→ **The task**
Count how many lines below contain the word "简单的银行取钱系统", then give that number alone.

Dataset items:
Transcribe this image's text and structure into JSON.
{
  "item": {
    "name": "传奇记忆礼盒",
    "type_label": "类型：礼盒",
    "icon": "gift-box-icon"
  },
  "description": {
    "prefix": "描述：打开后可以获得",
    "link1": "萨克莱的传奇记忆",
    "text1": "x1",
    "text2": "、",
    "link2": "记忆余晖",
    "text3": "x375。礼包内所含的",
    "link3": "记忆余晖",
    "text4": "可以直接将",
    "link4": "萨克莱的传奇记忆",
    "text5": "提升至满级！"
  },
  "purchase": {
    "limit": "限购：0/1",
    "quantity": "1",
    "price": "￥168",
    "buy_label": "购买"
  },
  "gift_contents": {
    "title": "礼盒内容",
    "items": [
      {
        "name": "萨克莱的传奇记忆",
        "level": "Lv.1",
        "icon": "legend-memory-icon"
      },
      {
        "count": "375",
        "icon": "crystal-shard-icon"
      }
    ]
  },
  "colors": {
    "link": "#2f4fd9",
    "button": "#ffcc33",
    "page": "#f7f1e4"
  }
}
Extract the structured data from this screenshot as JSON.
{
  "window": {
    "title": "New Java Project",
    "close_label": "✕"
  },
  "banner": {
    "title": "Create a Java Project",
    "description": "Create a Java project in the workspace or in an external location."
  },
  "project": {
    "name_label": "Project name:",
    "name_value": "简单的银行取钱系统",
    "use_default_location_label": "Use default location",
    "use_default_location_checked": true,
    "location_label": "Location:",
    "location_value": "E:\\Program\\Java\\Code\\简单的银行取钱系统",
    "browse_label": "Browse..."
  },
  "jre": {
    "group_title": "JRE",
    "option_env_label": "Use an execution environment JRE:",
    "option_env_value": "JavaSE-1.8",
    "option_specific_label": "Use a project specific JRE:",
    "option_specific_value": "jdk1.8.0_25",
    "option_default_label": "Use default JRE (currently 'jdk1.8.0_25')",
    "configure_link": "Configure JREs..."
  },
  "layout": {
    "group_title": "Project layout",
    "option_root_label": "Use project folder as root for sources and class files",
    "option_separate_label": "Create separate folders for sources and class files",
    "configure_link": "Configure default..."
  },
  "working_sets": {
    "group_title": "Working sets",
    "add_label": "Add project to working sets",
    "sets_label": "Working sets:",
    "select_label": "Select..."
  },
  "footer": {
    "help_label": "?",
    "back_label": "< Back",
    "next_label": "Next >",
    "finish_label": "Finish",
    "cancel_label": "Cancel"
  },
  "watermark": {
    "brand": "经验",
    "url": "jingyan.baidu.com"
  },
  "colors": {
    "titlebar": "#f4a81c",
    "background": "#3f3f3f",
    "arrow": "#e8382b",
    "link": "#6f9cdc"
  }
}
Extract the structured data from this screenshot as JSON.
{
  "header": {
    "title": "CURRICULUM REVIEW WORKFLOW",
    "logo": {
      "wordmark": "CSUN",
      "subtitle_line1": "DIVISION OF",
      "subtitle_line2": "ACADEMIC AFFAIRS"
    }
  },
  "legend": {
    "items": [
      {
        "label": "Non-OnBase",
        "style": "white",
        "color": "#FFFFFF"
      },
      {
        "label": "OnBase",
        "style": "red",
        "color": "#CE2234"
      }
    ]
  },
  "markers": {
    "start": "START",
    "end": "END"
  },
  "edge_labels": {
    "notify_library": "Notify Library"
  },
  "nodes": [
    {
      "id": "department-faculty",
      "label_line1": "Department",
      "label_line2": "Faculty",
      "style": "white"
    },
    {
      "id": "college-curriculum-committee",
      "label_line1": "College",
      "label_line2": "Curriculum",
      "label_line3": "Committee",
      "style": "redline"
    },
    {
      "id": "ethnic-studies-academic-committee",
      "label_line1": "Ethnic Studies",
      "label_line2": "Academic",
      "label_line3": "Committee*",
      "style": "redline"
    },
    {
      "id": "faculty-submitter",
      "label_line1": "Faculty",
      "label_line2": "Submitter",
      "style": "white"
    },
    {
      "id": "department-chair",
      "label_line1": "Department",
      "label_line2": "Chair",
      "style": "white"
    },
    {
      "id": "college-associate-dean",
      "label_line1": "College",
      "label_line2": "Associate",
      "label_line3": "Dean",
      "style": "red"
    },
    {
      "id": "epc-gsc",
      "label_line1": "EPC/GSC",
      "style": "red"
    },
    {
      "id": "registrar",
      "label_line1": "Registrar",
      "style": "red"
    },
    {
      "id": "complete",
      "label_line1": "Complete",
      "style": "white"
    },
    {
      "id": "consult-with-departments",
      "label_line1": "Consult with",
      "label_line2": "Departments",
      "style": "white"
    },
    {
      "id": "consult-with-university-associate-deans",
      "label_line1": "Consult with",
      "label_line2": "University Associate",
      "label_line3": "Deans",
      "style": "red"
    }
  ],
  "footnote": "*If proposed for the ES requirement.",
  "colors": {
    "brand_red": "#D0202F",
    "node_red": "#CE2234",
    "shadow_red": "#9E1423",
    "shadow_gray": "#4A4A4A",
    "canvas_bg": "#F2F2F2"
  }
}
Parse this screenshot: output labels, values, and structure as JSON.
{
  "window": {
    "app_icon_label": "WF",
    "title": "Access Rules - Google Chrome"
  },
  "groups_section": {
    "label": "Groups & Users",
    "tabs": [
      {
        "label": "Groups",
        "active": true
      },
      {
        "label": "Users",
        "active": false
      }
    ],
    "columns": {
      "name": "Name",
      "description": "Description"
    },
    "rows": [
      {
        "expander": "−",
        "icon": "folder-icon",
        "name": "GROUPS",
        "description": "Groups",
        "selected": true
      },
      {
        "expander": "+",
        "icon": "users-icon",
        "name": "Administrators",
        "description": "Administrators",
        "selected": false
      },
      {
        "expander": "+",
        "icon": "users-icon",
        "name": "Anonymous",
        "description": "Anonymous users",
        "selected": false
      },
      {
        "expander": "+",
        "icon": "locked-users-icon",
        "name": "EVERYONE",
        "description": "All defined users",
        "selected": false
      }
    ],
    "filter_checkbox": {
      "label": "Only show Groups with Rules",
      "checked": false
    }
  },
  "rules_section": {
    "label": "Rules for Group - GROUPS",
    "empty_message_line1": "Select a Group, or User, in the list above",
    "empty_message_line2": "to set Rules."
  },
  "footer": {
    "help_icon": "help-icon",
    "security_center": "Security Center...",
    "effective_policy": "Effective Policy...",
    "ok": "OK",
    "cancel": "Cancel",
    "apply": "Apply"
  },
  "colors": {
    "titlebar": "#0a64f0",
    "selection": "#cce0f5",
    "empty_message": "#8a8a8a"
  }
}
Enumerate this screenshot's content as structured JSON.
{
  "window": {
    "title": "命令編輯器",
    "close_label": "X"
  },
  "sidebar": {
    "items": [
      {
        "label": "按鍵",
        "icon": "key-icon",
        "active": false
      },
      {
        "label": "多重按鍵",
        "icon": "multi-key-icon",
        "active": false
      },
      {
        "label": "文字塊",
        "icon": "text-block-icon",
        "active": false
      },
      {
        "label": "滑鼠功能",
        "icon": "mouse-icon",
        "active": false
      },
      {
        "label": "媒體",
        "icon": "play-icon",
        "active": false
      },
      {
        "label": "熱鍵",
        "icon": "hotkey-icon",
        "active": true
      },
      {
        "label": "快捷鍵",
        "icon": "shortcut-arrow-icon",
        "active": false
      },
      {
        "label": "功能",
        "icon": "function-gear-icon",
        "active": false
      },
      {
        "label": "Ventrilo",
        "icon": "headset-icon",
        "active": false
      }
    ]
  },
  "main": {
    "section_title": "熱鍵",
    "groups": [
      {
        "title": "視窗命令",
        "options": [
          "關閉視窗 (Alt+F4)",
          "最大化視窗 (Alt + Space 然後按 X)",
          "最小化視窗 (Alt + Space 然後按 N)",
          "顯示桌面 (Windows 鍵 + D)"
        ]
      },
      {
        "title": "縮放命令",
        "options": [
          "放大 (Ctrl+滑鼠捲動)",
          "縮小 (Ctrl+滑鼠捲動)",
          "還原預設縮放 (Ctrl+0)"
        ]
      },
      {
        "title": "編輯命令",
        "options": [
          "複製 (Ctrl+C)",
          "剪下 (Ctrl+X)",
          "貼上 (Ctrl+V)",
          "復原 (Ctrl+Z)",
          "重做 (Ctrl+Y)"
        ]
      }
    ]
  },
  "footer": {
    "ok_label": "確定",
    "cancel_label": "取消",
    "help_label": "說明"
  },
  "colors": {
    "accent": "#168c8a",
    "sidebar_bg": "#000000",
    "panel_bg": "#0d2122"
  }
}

→ **Task result**
2